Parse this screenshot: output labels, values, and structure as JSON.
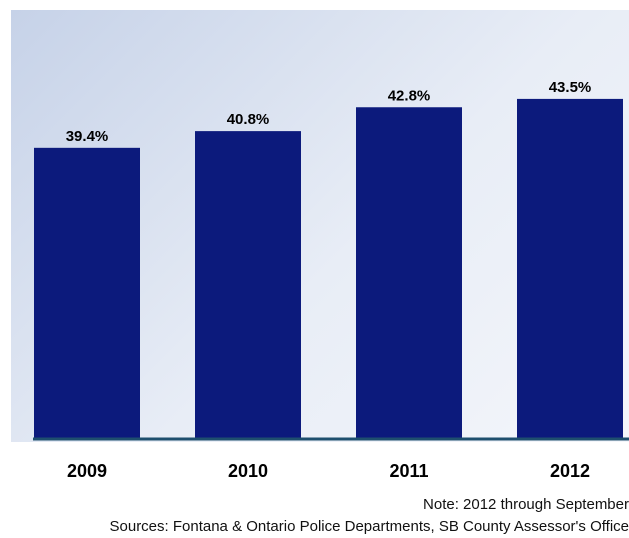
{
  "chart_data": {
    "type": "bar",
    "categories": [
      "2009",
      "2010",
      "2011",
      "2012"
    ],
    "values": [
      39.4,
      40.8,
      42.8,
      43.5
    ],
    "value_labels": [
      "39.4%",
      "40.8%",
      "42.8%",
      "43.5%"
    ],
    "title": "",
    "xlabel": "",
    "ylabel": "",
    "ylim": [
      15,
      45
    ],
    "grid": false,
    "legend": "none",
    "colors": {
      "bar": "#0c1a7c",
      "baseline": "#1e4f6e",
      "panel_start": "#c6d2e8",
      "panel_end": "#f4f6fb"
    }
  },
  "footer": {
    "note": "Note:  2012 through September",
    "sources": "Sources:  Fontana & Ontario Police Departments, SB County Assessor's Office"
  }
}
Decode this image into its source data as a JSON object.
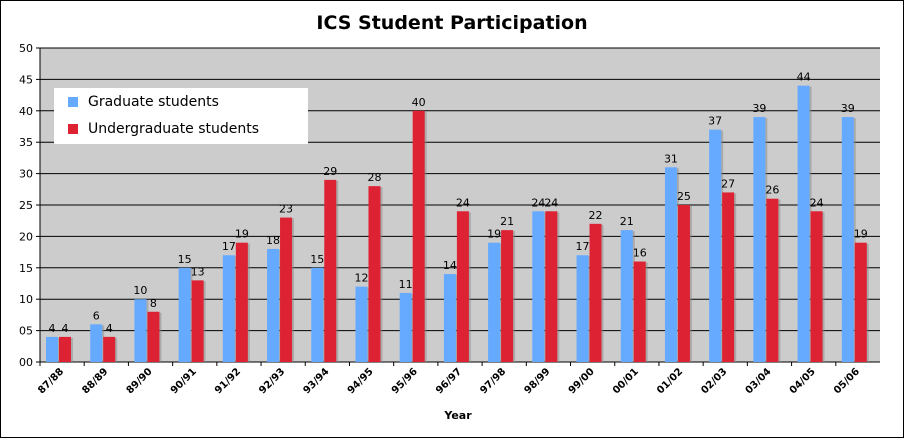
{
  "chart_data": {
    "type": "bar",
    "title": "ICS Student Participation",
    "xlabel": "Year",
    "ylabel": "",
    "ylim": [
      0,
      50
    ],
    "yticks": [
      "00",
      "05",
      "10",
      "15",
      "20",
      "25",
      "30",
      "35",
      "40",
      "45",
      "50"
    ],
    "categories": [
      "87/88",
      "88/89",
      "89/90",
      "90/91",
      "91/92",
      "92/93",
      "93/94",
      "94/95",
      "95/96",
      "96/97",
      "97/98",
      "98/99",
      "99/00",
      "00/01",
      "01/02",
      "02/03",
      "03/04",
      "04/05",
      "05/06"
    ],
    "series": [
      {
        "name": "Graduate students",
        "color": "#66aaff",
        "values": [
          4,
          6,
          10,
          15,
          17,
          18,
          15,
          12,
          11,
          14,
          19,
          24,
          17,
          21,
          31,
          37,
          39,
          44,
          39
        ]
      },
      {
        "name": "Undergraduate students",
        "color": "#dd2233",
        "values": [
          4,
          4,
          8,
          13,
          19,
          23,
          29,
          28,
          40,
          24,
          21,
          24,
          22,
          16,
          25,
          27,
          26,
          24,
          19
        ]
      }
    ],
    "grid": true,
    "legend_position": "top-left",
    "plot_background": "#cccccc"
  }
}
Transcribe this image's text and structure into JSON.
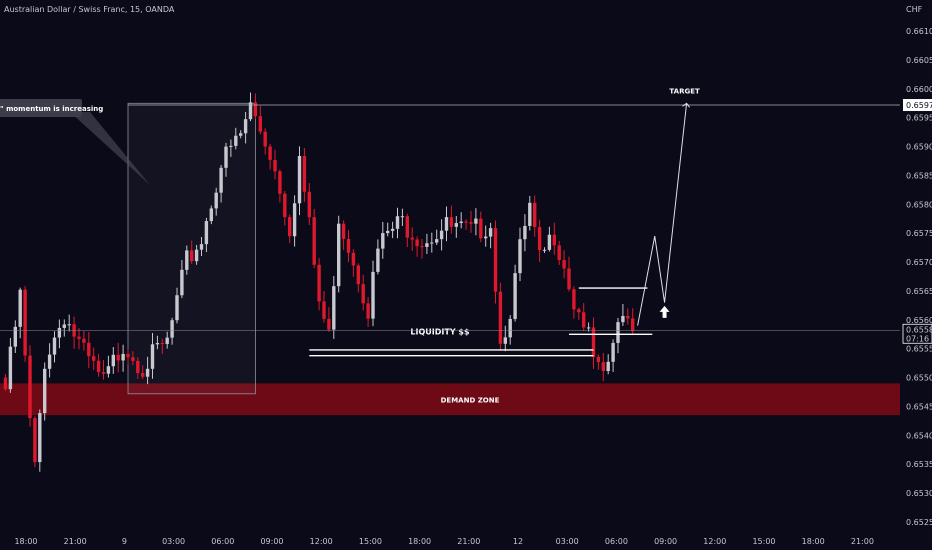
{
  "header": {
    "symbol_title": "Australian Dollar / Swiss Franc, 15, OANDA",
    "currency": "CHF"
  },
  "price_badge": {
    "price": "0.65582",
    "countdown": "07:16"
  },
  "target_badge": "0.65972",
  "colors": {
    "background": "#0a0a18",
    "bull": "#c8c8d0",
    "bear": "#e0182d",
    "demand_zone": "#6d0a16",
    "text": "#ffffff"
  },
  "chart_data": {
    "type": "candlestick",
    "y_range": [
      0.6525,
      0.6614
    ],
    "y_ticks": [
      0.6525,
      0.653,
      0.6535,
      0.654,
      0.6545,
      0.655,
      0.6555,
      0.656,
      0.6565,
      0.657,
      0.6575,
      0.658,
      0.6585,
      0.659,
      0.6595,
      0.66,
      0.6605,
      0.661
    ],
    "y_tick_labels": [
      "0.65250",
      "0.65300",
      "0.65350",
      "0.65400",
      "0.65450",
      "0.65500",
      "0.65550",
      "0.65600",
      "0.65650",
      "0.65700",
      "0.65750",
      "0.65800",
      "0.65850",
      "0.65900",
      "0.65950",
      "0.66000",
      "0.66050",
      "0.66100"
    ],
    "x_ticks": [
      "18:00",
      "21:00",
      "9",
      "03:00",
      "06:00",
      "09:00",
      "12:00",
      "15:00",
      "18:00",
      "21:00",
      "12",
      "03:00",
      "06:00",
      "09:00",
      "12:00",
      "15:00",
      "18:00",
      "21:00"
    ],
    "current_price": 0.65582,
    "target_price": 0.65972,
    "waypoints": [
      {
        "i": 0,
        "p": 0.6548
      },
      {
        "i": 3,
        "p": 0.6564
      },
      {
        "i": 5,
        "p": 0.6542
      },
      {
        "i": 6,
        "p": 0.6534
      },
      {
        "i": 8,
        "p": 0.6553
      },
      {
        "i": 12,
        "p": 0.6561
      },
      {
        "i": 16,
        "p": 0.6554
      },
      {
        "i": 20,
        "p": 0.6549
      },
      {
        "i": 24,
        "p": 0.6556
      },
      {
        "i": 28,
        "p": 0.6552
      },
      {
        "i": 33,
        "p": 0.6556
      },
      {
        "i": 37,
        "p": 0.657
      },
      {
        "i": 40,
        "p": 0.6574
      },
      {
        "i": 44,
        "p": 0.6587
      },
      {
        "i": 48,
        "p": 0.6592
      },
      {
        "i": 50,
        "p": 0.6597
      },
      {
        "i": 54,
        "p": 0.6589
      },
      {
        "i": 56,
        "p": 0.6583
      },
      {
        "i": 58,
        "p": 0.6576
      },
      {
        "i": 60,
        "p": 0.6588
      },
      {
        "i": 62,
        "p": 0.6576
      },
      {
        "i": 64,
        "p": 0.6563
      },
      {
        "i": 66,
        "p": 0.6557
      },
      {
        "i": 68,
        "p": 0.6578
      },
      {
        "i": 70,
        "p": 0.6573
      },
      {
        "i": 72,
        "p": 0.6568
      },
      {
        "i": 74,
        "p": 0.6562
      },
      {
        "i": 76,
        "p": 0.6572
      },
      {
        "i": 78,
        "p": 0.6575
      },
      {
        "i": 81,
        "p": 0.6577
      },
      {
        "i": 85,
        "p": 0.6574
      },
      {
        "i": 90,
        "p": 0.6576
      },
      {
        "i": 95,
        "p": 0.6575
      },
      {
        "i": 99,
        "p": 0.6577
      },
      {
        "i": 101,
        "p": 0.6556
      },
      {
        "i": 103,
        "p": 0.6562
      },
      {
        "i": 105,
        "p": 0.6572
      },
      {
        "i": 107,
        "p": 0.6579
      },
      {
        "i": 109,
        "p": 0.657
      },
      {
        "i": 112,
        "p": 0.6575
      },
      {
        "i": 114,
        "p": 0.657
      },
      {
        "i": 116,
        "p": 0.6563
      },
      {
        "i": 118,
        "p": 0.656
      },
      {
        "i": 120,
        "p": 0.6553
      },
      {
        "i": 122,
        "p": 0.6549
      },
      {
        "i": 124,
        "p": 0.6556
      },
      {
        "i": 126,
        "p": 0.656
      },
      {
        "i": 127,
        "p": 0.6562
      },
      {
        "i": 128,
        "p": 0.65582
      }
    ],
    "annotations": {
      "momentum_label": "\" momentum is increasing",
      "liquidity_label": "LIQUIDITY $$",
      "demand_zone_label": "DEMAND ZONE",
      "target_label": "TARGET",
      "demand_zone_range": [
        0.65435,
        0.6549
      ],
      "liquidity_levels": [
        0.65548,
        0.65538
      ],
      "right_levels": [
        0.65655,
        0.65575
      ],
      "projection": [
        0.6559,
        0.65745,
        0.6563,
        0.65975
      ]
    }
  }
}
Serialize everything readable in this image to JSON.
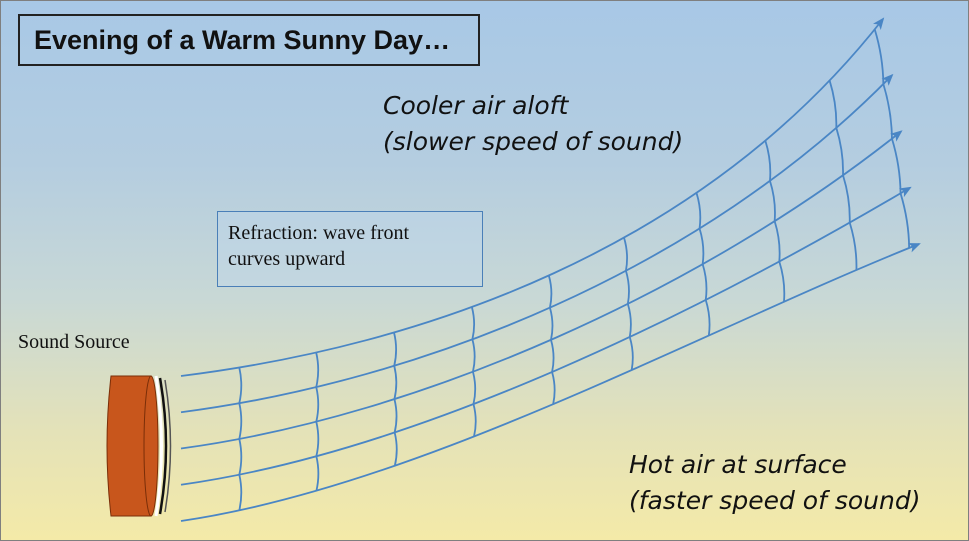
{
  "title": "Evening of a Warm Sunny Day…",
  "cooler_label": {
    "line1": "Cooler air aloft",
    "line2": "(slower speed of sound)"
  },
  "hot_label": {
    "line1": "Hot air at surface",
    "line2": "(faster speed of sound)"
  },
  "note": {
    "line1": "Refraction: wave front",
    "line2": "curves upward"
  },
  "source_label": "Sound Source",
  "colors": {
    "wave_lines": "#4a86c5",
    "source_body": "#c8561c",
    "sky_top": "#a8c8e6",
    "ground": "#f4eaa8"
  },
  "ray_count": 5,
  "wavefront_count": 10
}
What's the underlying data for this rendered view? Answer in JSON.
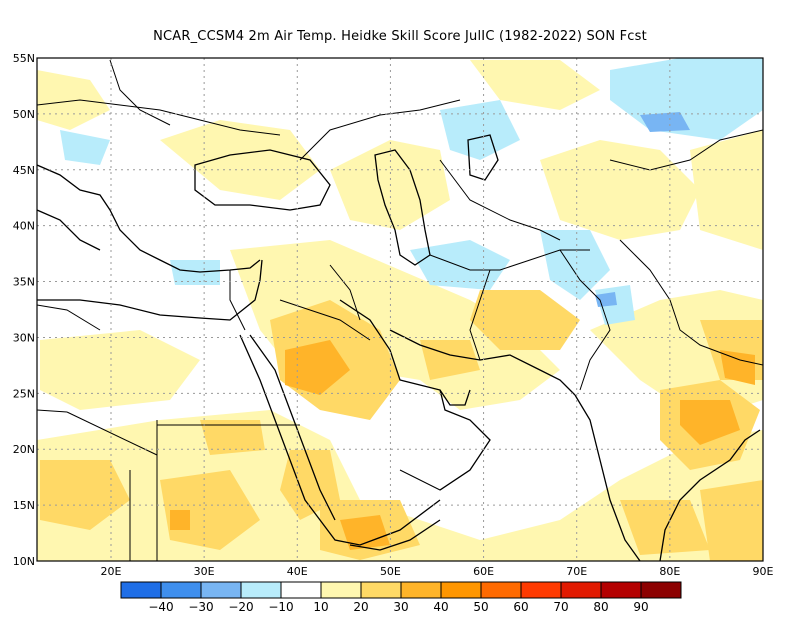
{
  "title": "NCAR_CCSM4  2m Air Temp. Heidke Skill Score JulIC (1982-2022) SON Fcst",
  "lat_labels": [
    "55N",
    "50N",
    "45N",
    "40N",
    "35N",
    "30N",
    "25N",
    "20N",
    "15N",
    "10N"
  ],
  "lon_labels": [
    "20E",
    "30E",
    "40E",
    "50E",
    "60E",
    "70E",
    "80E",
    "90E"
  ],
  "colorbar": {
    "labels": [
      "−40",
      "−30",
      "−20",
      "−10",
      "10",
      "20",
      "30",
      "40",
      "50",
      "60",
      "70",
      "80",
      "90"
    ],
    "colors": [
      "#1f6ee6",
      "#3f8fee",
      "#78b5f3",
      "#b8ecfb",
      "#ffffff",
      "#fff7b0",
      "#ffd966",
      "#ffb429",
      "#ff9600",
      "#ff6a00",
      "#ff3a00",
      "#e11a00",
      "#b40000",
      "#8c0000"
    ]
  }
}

--------------------------------

WHAT TO PRODUCE: In the records above, how many lines include the string "this"? Answer with only the number.

ANSWER BELOW: 5